- _Saved entries_:
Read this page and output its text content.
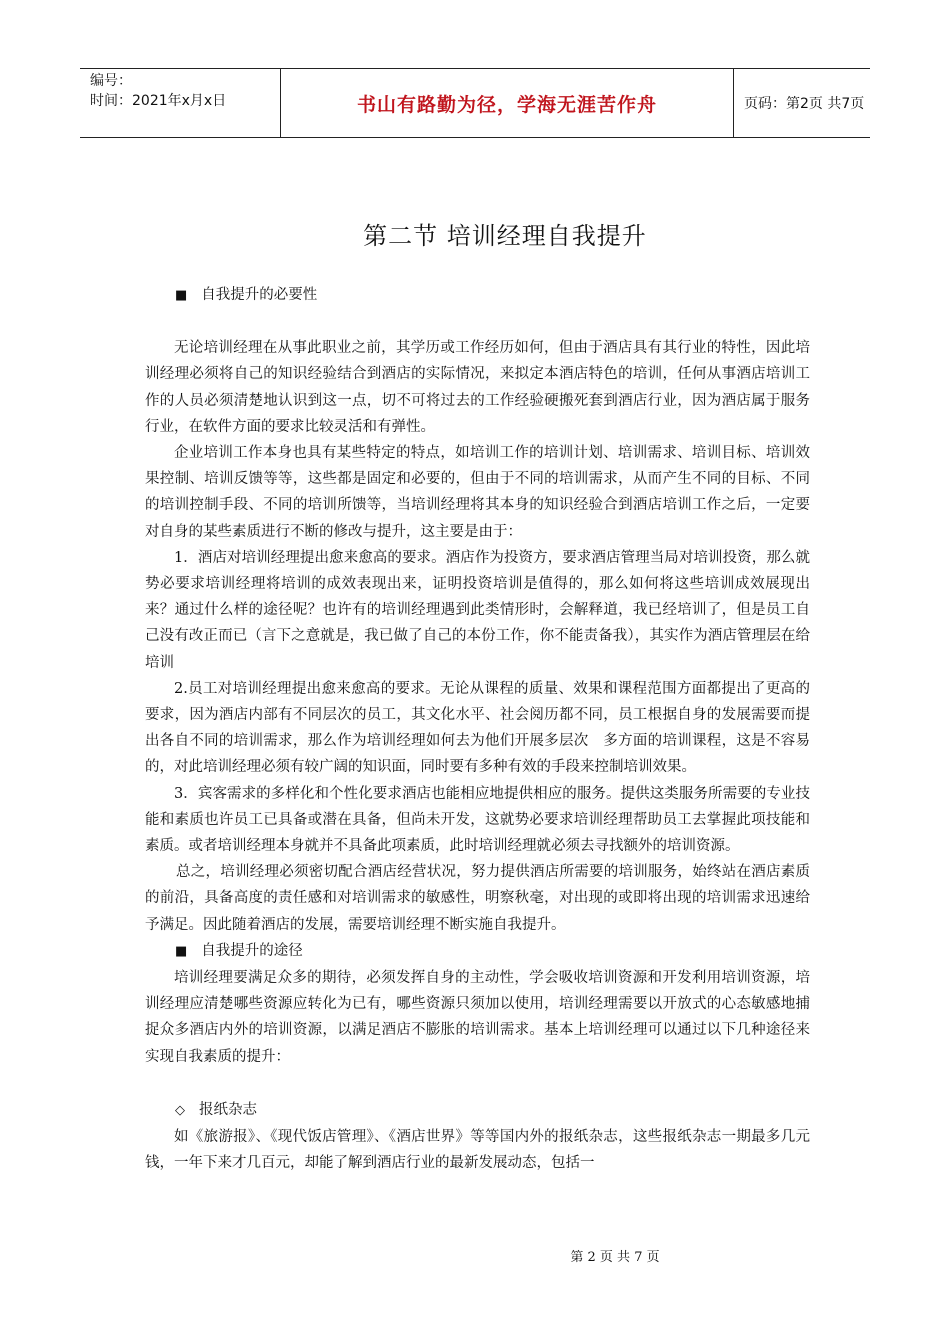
编号：
时间：2021年x月x日	书山有路勤为径，学海无涯苦作舟	页码：第2页 共7页
第二节 培训经理自我提升

■ 自我提升的必要性

无论培训经理在从事此职业之前，其学历或工作经历如何，但由于酒店具有其行业的特性，因此培训经理必须将自己的知识经验结合到酒店的实际情况，来拟定本酒店特色的培训，任何从事酒店培训工作的人员必须清楚地认识到这一点，切不可将过去的工作经验硬搬死套到酒店行业，因为酒店属于服务行业，在软件方面的要求比较灵活和有弹性。

企业培训工作本身也具有某些特定的特点，如培训工作的培训计划、培训需求、培训目标、培训效果控制、培训反馈等等，这些都是固定和必要的，但由于不同的培训需求，从而产生不同的目标、不同的培训控制手段、不同的培训所馈等，当培训经理将其本身的知识经验合到酒店培训工作之后，一定要对自身的某些素质进行不断的修改与提升，这主要是由于：

1．酒店对培训经理提出愈来愈高的要求。酒店作为投资方，要求酒店管理当局对培训投资，那么就势必要求培训经理将培训的成效表现出来，证明投资培训是值得的，那么如何将这些培训成效展现出来？通过什么样的途径呢？也许有的培训经理遇到此类情形时，会解释道，我已经培训了，但是员工自己没有改正而已（言下之意就是，我已做了自己的本份工作，你不能责备我），其实作为酒店管理层在给培训

2.员工对培训经理提出愈来愈高的要求。无论从课程的质量、效果和课程范围方面都提出了更高的要求，因为酒店内部有不同层次的员工，其文化水平、社会阅历都不同，员工根据自身的发展需要而提出各自不同的培训需求，那么作为培训经理如何去为他们开展多层次　多方面的培训课程，这是不容易的，对此培训经理必须有较广阔的知识面，同时要有多种有效的手段来控制培训效果。

3．宾客需求的多样化和个性化要求酒店也能相应地提供相应的服务。提供这类服务所需要的专业技能和素质也许员工已具备或潜在具备，但尚未开发，这就势必要求培训经理帮助员工去掌握此项技能和素质。或者培训经理本身就并不具备此项素质，此时培训经理就必须去寻找额外的培训资源。

总之，培训经理必须密切配合酒店经营状况，努力提供酒店所需要的培训服务，始终站在酒店素质的前沿，具备高度的责任感和对培训需求的敏感性，明察秋毫，对出现的或即将出现的培训需求迅速给予满足。因此随着酒店的发展，需要培训经理不断实施自我提升。

■ 自我提升的途径

培训经理要满足众多的期待，必须发挥自身的主动性，学会吸收培训资源和开发利用培训资源，培训经理应清楚哪些资源应转化为已有，哪些资源只须加以使用，培训经理需要以开放式的心态敏感地捕捉众多酒店内外的培训资源，以满足酒店不膨胀的培训需求。基本上培训经理可以通过以下几种途径来实现自我素质的提升：

◇ 报纸杂志

如《旅游报》、《现代饭店管理》、《酒店世界》等等国内外的报纸杂志，这些报纸杂志一期最多几元钱，一年下来才几百元，却能了解到酒店行业的最新发展动态，包括一

第 2 页 共 7 页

- _DIRECTIONS_:
From the entries above, output every line exactly and omit any image.

- _SOLUTION FOR THIS EXERCISE_:
Read this page and output its text content.
编号：
时间：2021年x月x日	书山有路勤为径，学海无涯苦作舟	页码：第2页 共7页
第二节 培训经理自我提升

■ 自我提升的必要性

无论培训经理在从事此职业之前，其学历或工作经历如何，但由于酒店具有其行业的特性，因此培训经理必须将自己的知识经验结合到酒店的实际情况，来拟定本酒店特色的培训，任何从事酒店培训工作的人员必须清楚地认识到这一点，切不可将过去的工作经验硬搬死套到酒店行业，因为酒店属于服务行业，在软件方面的要求比较灵活和有弹性。

企业培训工作本身也具有某些特定的特点，如培训工作的培训计划、培训需求、培训目标、培训效果控制、培训反馈等等，这些都是固定和必要的，但由于不同的培训需求，从而产生不同的目标、不同的培训控制手段、不同的培训所馈等，当培训经理将其本身的知识经验合到酒店培训工作之后，一定要对自身的某些素质进行不断的修改与提升，这主要是由于：

1．酒店对培训经理提出愈来愈高的要求。酒店作为投资方，要求酒店管理当局对培训投资，那么就势必要求培训经理将培训的成效表现出来，证明投资培训是值得的，那么如何将这些培训成效展现出来？通过什么样的途径呢？也许有的培训经理遇到此类情形时，会解释道，我已经培训了，但是员工自己没有改正而已（言下之意就是，我已做了自己的本份工作，你不能责备我），其实作为酒店管理层在给培训

2.员工对培训经理提出愈来愈高的要求。无论从课程的质量、效果和课程范围方面都提出了更高的要求，因为酒店内部有不同层次的员工，其文化水平、社会阅历都不同，员工根据自身的发展需要而提出各自不同的培训需求，那么作为培训经理如何去为他们开展多层次　多方面的培训课程，这是不容易的，对此培训经理必须有较广阔的知识面，同时要有多种有效的手段来控制培训效果。

3．宾客需求的多样化和个性化要求酒店也能相应地提供相应的服务。提供这类服务所需要的专业技能和素质也许员工已具备或潜在具备，但尚未开发，这就势必要求培训经理帮助员工去掌握此项技能和素质。或者培训经理本身就并不具备此项素质，此时培训经理就必须去寻找额外的培训资源。

总之，培训经理必须密切配合酒店经营状况，努力提供酒店所需要的培训服务，始终站在酒店素质的前沿，具备高度的责任感和对培训需求的敏感性，明察秋毫，对出现的或即将出现的培训需求迅速给予满足。因此随着酒店的发展，需要培训经理不断实施自我提升。

■ 自我提升的途径

培训经理要满足众多的期待，必须发挥自身的主动性，学会吸收培训资源和开发利用培训资源，培训经理应清楚哪些资源应转化为已有，哪些资源只须加以使用，培训经理需要以开放式的心态敏感地捕捉众多酒店内外的培训资源，以满足酒店不膨胀的培训需求。基本上培训经理可以通过以下几种途径来实现自我素质的提升：

◇ 报纸杂志

如《旅游报》、《现代饭店管理》、《酒店世界》等等国内外的报纸杂志，这些报纸杂志一期最多几元钱，一年下来才几百元，却能了解到酒店行业的最新发展动态，包括一

第 2 页 共 7 页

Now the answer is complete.